Figure dataset records
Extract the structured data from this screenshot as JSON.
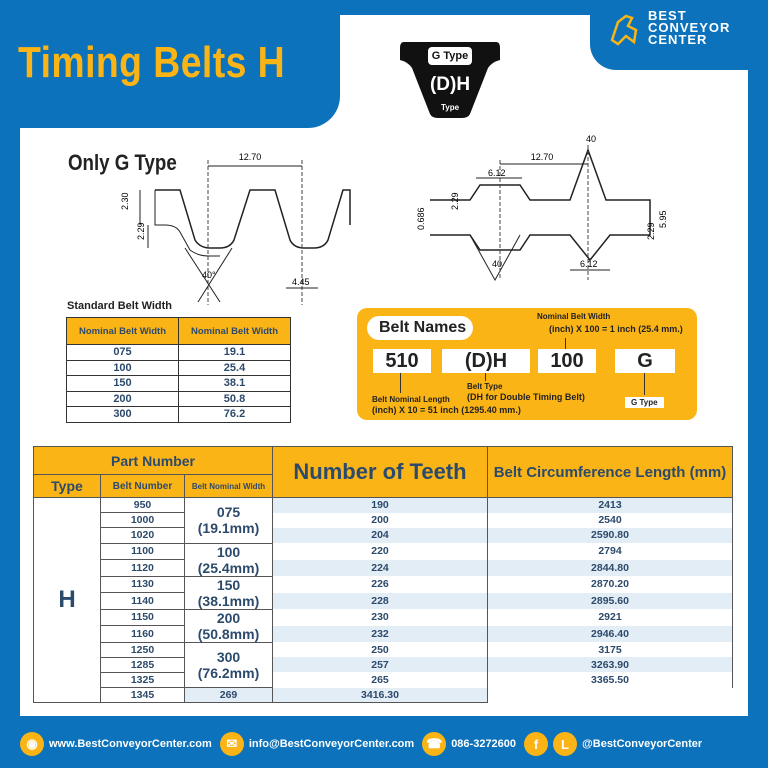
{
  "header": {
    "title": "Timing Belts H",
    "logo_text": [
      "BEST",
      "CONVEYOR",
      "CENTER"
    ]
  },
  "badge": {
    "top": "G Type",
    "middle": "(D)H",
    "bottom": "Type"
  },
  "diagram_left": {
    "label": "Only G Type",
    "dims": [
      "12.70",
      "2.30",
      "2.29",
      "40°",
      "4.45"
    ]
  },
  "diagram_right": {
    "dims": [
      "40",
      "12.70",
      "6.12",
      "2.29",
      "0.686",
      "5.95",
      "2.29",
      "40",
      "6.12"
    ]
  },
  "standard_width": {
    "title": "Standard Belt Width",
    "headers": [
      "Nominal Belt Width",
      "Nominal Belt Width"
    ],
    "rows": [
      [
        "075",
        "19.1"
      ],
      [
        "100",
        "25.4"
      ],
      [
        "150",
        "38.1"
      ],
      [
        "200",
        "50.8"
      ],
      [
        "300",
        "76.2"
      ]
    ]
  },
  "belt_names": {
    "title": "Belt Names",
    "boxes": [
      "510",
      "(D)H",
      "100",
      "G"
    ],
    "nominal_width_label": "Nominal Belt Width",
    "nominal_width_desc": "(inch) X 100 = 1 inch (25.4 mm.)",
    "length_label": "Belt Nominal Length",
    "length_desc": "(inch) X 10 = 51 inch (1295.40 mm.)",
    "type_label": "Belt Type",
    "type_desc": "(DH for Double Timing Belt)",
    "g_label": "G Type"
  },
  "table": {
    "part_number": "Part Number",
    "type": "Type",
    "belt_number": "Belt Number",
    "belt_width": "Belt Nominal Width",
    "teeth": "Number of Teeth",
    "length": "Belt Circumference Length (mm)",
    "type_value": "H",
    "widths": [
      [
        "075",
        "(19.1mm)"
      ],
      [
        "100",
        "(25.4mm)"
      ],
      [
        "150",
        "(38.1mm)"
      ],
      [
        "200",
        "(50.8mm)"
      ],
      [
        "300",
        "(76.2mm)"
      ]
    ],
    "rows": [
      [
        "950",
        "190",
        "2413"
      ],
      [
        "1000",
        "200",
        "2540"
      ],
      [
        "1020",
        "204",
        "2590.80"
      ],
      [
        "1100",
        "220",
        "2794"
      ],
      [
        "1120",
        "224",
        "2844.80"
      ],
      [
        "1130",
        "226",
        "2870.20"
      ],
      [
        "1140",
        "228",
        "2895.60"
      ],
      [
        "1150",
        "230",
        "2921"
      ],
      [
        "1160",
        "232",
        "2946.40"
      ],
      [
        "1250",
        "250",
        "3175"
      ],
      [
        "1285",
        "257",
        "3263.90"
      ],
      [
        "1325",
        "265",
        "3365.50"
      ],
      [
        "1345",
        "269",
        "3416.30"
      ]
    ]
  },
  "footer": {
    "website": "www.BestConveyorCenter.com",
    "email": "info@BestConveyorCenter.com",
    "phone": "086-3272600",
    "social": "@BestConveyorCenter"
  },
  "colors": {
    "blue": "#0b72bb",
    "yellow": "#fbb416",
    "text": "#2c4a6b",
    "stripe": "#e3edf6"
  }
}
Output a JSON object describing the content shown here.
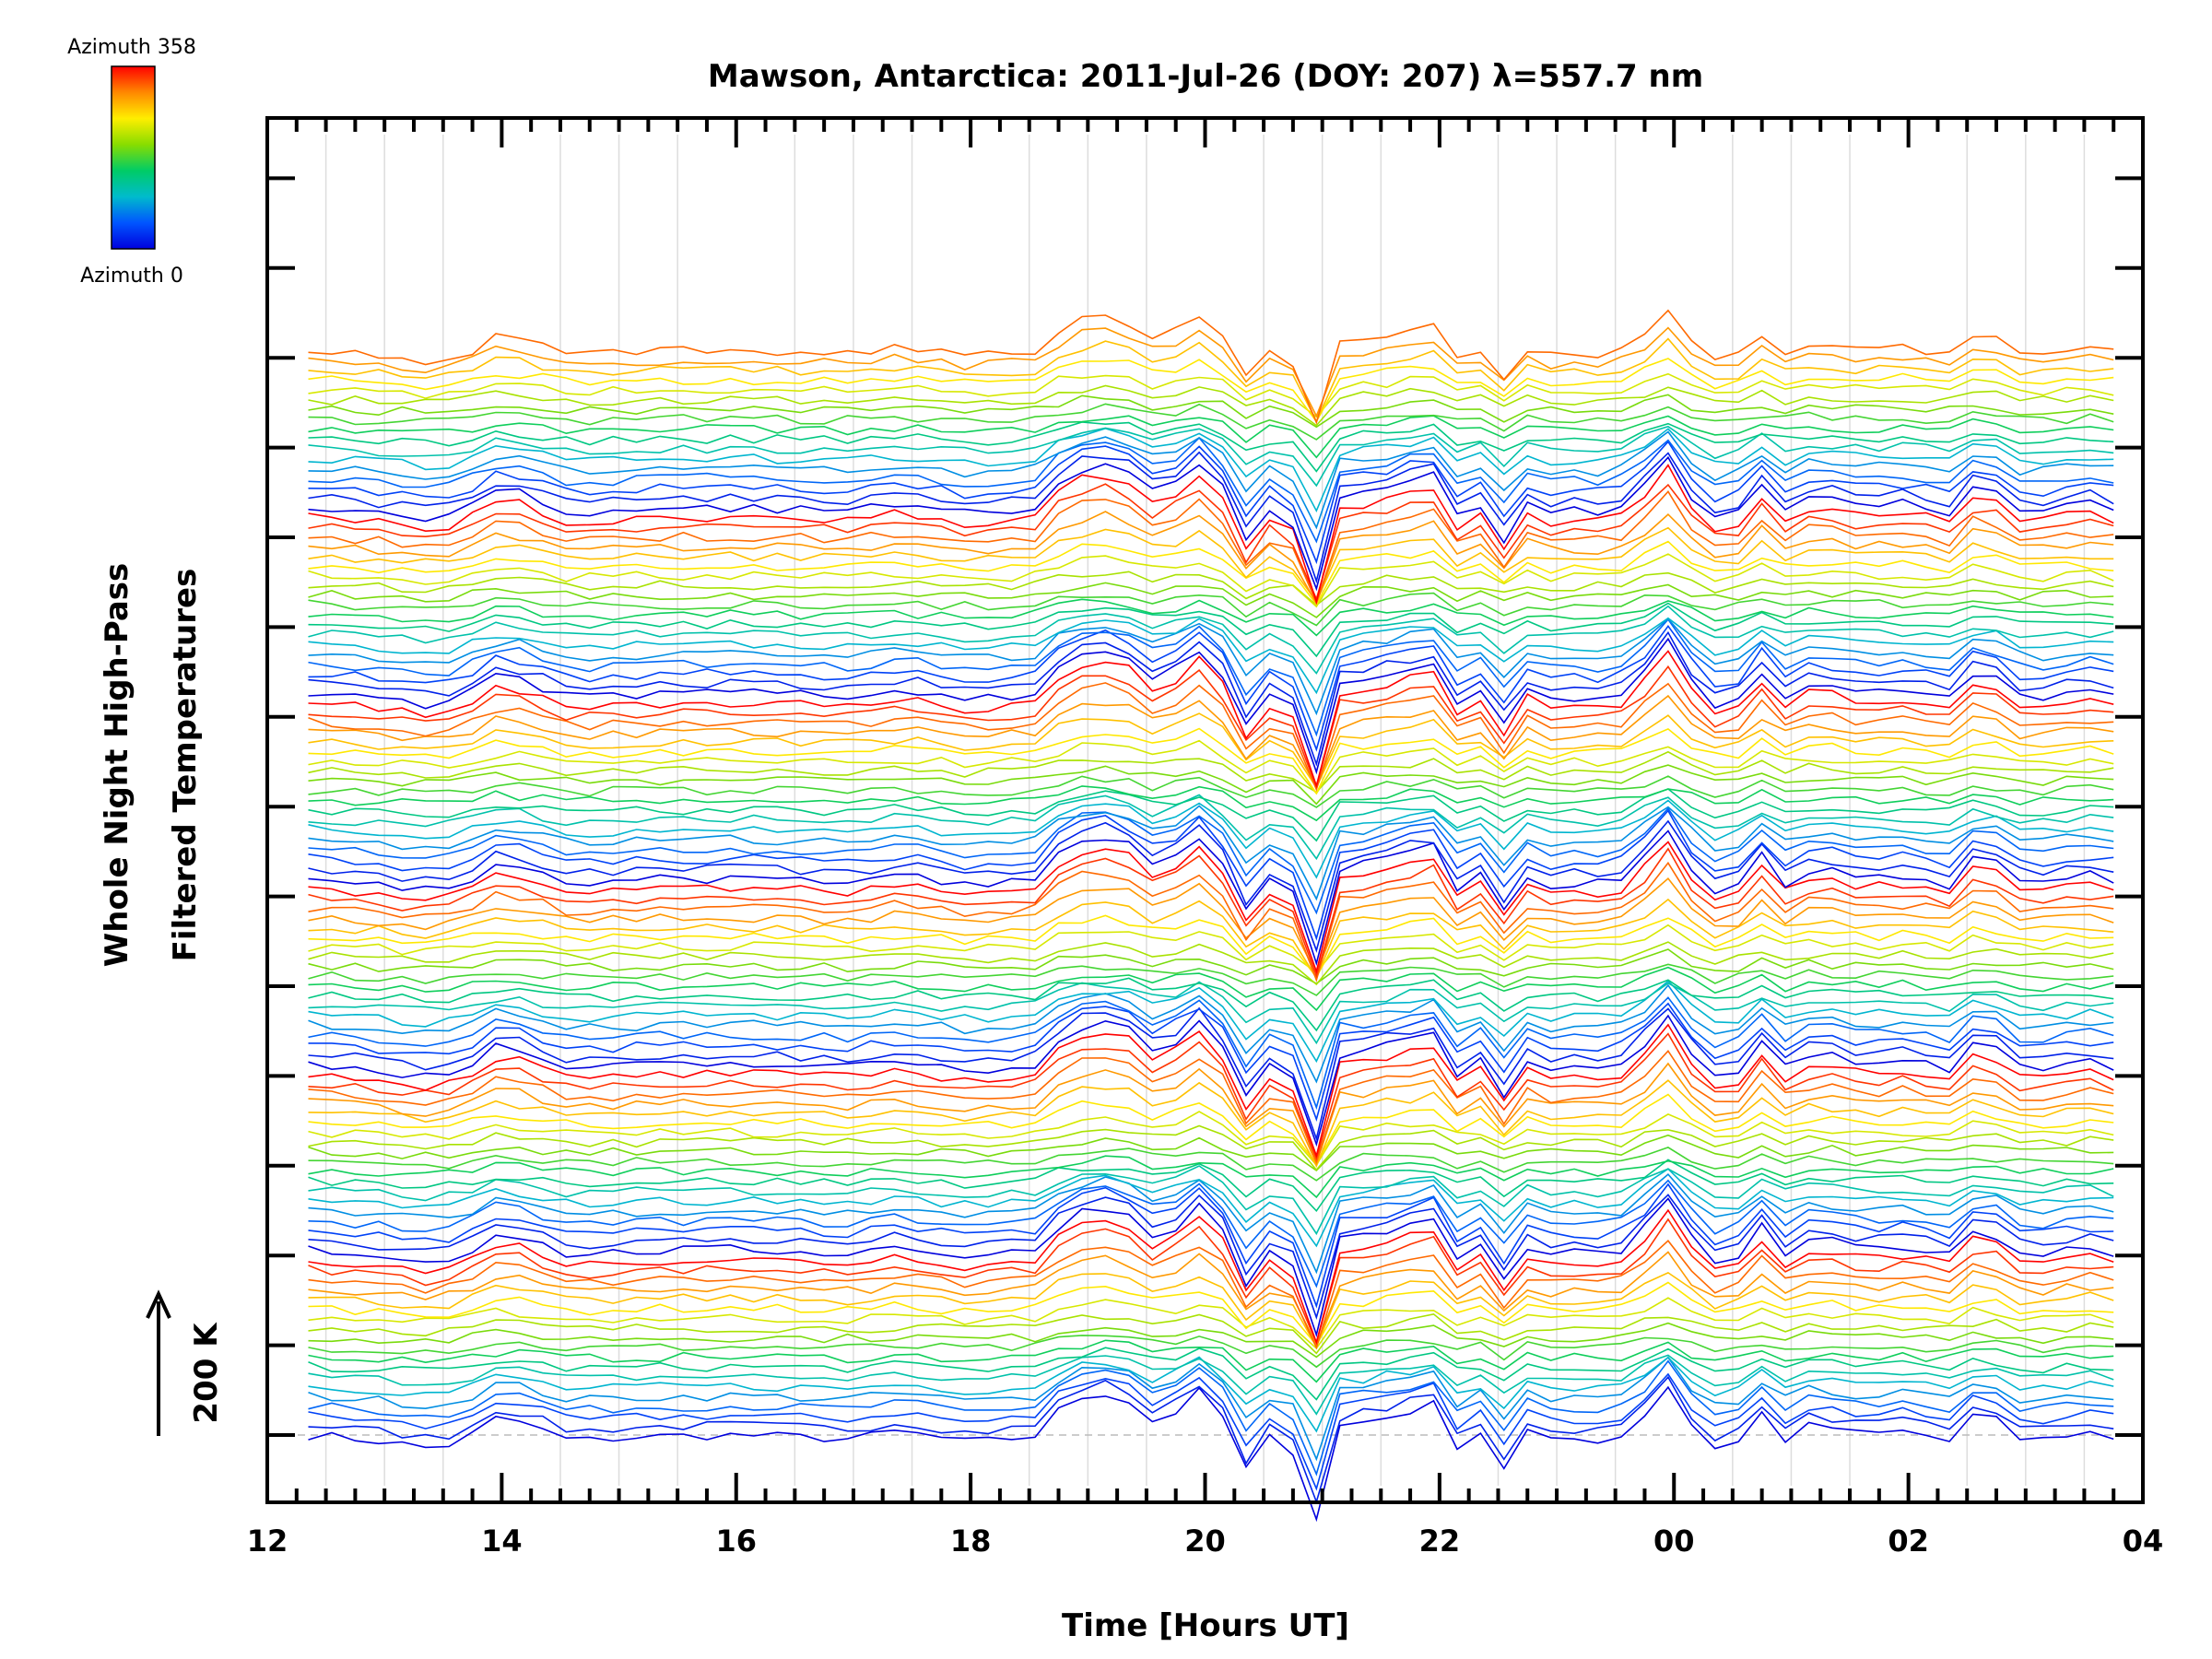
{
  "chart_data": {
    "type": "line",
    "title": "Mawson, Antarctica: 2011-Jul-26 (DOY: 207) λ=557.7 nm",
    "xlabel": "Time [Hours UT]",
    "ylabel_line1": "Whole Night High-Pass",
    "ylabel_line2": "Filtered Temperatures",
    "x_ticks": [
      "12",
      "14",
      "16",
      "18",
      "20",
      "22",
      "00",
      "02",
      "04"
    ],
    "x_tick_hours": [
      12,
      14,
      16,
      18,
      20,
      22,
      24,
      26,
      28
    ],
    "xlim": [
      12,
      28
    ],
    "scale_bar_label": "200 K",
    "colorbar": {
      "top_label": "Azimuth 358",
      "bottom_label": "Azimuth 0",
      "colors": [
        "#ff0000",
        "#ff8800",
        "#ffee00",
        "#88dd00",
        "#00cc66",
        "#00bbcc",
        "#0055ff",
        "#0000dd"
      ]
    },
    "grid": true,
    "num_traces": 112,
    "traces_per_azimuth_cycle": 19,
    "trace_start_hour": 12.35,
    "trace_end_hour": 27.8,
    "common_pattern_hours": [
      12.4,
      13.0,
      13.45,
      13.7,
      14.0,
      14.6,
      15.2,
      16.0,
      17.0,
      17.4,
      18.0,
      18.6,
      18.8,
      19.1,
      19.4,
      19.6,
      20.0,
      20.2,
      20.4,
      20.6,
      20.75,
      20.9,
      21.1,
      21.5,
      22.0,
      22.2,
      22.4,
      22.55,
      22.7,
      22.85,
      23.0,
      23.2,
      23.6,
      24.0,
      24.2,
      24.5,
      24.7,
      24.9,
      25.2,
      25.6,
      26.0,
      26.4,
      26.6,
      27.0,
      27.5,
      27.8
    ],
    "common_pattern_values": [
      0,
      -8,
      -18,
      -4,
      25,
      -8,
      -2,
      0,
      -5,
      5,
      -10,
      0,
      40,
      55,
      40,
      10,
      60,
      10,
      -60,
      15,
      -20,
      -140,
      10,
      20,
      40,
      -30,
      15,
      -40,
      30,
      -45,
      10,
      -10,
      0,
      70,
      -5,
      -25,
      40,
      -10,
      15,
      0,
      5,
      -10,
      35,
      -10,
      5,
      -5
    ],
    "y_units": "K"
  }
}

Stated problem: Check each line of the entries above for the word "JSON". List the ones that have it.

Solved exercise:
Extract the structured data from this screenshot as JSON.
Output a JSON object describing the content shown here.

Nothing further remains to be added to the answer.